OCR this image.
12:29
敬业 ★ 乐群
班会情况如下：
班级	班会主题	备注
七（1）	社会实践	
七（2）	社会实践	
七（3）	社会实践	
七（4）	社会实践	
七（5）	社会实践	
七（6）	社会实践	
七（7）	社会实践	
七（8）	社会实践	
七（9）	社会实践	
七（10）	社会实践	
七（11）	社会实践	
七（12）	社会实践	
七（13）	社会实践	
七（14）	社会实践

+++

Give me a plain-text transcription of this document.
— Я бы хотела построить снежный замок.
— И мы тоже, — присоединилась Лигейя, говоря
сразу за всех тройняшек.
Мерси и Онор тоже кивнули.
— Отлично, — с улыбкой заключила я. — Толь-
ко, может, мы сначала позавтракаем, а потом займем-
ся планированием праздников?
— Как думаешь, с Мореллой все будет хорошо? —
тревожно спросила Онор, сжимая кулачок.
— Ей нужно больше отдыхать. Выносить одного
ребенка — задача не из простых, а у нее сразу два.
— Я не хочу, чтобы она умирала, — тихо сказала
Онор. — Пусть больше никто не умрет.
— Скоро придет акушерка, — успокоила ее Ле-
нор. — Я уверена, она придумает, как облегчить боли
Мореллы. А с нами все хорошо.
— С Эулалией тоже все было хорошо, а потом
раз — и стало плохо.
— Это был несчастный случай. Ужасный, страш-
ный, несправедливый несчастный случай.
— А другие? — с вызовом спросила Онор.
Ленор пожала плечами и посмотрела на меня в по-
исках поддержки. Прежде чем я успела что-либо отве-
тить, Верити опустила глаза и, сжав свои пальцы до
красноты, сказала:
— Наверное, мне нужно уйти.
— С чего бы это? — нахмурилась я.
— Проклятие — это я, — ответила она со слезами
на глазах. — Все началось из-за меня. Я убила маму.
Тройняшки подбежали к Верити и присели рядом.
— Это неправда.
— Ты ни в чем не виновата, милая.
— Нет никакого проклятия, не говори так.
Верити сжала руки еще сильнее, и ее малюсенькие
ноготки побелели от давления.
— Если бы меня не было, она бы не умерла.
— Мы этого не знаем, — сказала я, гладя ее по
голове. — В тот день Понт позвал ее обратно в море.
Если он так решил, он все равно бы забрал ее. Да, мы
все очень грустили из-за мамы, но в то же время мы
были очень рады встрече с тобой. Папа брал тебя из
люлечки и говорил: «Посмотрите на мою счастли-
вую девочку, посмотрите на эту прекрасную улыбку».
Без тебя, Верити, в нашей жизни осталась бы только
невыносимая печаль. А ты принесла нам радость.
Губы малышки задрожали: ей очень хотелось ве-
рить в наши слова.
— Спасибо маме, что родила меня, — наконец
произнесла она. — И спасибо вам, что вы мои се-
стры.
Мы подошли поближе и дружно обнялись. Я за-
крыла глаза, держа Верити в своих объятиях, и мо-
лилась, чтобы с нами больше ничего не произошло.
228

+++

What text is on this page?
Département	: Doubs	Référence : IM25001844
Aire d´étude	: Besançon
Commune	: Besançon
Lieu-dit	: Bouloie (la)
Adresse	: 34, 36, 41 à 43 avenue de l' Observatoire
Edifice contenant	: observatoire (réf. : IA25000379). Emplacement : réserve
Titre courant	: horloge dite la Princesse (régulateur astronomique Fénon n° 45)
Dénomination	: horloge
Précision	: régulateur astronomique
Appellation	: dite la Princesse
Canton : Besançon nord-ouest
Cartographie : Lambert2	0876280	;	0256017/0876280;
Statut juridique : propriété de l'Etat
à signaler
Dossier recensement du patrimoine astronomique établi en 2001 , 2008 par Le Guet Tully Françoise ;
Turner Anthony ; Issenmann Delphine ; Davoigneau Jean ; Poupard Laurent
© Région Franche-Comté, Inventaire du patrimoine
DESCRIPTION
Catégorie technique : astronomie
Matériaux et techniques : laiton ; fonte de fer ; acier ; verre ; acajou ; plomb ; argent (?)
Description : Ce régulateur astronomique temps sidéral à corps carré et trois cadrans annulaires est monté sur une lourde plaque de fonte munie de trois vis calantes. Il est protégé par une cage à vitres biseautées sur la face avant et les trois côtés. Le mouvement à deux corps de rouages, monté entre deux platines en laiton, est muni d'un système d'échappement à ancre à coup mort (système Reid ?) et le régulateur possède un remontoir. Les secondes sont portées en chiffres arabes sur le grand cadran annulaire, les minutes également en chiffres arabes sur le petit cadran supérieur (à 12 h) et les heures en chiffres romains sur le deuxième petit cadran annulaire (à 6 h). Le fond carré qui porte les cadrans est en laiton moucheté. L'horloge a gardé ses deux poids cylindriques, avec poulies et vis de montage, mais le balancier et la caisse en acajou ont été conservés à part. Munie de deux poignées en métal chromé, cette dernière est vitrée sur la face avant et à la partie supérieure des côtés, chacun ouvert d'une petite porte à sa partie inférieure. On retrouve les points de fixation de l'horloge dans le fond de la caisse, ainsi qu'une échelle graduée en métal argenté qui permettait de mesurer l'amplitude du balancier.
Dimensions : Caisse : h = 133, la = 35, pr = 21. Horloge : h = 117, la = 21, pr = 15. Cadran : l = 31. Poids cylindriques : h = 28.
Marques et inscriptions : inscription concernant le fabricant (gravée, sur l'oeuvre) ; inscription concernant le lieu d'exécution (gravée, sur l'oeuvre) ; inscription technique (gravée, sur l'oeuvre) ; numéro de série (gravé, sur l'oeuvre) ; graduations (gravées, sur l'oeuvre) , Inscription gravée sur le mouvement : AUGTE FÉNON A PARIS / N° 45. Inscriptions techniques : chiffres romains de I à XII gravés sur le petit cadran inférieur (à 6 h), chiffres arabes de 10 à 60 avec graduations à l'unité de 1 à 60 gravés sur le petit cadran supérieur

+++

**Description of the task:**
In the listing, find every line containing the word "patrimoine" and list it.

**Result of this exercise:**
Dossier recensement du patrimoine astronomique établi en 2001 , 2008 par Le Guet Tully Françoise ;
© Région Franche-Comté, Inventaire du patrimoine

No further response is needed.